Saved data entries
----
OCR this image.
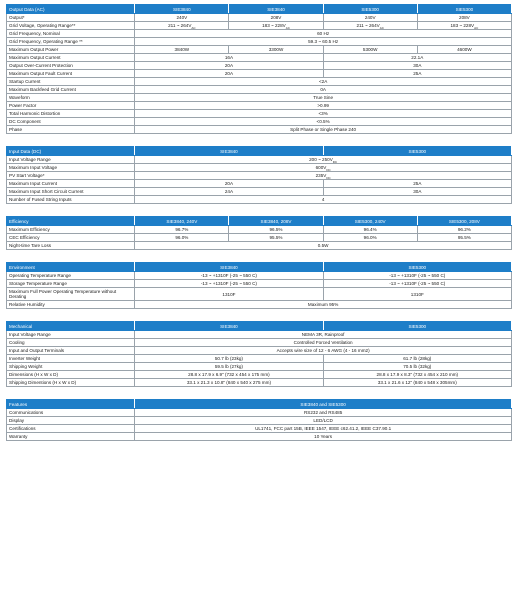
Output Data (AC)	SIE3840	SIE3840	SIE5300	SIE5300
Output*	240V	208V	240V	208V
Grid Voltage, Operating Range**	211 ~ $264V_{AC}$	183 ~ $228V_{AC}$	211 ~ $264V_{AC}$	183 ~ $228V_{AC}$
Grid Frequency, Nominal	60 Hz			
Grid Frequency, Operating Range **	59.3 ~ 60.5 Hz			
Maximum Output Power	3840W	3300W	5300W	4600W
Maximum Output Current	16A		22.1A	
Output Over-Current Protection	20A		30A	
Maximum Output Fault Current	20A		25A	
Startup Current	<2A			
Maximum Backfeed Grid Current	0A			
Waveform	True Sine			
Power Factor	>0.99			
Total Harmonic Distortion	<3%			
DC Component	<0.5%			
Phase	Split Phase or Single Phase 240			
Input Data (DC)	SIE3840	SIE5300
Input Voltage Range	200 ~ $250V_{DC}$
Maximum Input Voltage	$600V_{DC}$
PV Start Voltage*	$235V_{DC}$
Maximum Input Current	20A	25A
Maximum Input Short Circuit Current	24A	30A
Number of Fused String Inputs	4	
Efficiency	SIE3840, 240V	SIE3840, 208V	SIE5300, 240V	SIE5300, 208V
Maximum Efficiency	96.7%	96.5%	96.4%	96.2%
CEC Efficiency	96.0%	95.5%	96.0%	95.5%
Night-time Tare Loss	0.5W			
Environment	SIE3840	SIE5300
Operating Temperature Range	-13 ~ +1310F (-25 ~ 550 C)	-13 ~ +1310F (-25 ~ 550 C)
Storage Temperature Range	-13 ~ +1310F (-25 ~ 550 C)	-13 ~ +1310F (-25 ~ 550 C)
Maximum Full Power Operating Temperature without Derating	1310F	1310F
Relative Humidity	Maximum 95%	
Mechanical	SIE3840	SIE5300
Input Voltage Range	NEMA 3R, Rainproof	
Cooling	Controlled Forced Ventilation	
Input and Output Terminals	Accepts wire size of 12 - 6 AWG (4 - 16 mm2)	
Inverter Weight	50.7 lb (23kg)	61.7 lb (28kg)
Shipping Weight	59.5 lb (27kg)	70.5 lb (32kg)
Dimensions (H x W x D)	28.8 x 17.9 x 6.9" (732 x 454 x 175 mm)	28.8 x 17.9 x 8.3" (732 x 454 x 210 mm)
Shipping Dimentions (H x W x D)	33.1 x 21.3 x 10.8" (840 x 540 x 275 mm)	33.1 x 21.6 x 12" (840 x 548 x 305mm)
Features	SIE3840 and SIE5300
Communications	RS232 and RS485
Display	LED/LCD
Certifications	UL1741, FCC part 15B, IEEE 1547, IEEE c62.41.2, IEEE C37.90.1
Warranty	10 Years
----
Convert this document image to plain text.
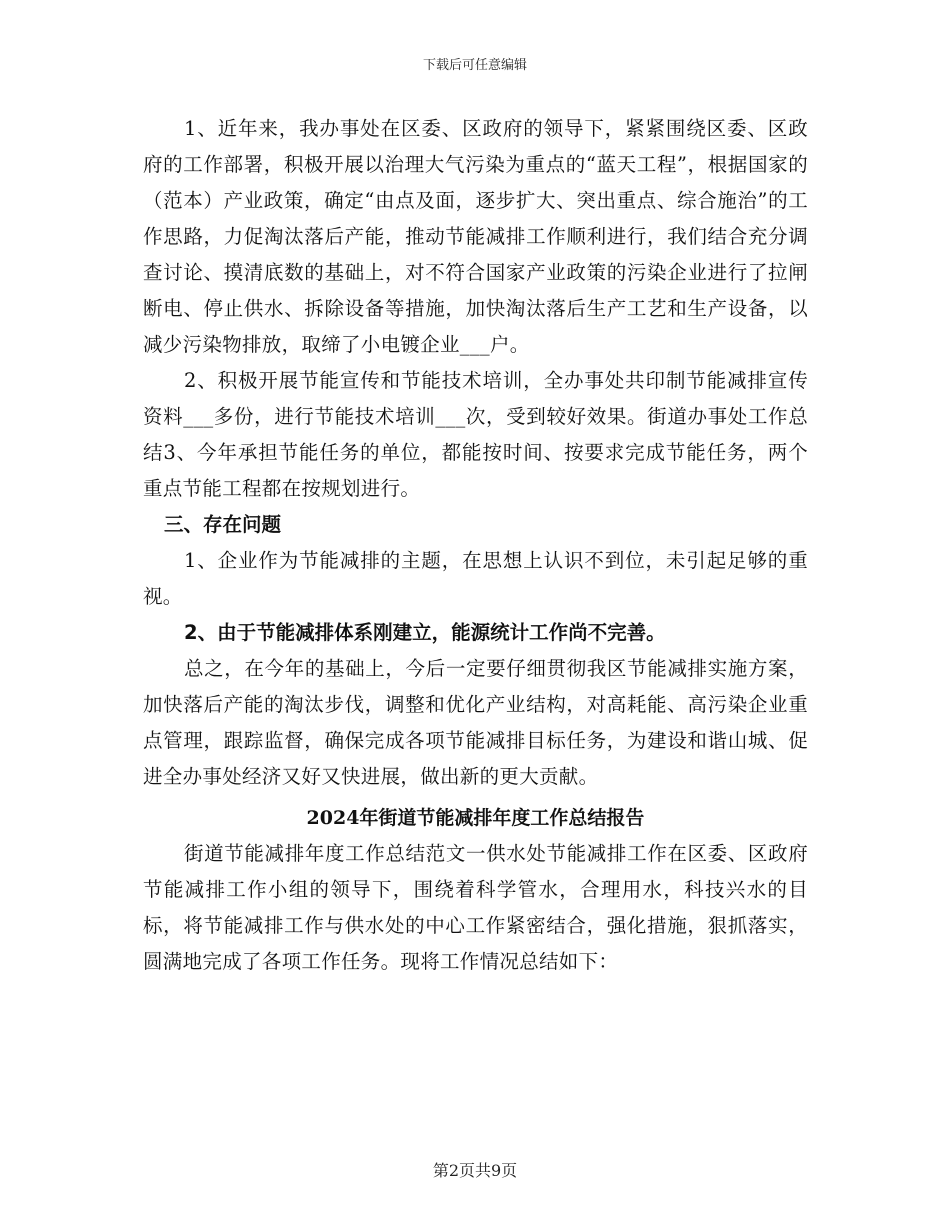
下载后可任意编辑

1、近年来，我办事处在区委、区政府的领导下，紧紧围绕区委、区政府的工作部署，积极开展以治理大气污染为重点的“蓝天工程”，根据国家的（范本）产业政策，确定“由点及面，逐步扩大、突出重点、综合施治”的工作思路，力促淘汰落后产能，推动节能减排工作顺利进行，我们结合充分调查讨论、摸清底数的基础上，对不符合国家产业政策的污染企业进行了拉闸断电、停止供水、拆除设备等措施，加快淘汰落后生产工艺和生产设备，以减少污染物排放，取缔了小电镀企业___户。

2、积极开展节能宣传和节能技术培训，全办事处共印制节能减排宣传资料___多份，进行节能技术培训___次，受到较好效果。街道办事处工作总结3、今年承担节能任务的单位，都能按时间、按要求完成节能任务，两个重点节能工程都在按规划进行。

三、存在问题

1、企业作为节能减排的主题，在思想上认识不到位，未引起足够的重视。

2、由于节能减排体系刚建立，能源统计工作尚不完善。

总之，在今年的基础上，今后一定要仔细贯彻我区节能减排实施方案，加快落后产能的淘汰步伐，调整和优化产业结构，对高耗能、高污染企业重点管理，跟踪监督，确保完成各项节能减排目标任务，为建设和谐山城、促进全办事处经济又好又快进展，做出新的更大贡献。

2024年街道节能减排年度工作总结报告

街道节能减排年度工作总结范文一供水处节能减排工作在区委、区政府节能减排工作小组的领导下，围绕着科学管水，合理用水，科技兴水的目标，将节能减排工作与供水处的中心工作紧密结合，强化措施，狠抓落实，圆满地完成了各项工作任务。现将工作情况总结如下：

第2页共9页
----
TASK TO CARRY OUT
Look through the material and copy each line that has "Current".

SOLUTION FOR THIS PROBLEM
Maximum Output Current	16A		22.1A	
Output Over-Current Protection	20A		30A	
Maximum Output Fault Current	20A		25A	
Startup Current	<2A			
Maximum Backfeed Grid Current	0A			
Maximum Input Current	20A	25A
Maximum Input Short Circuit Current	24A	30A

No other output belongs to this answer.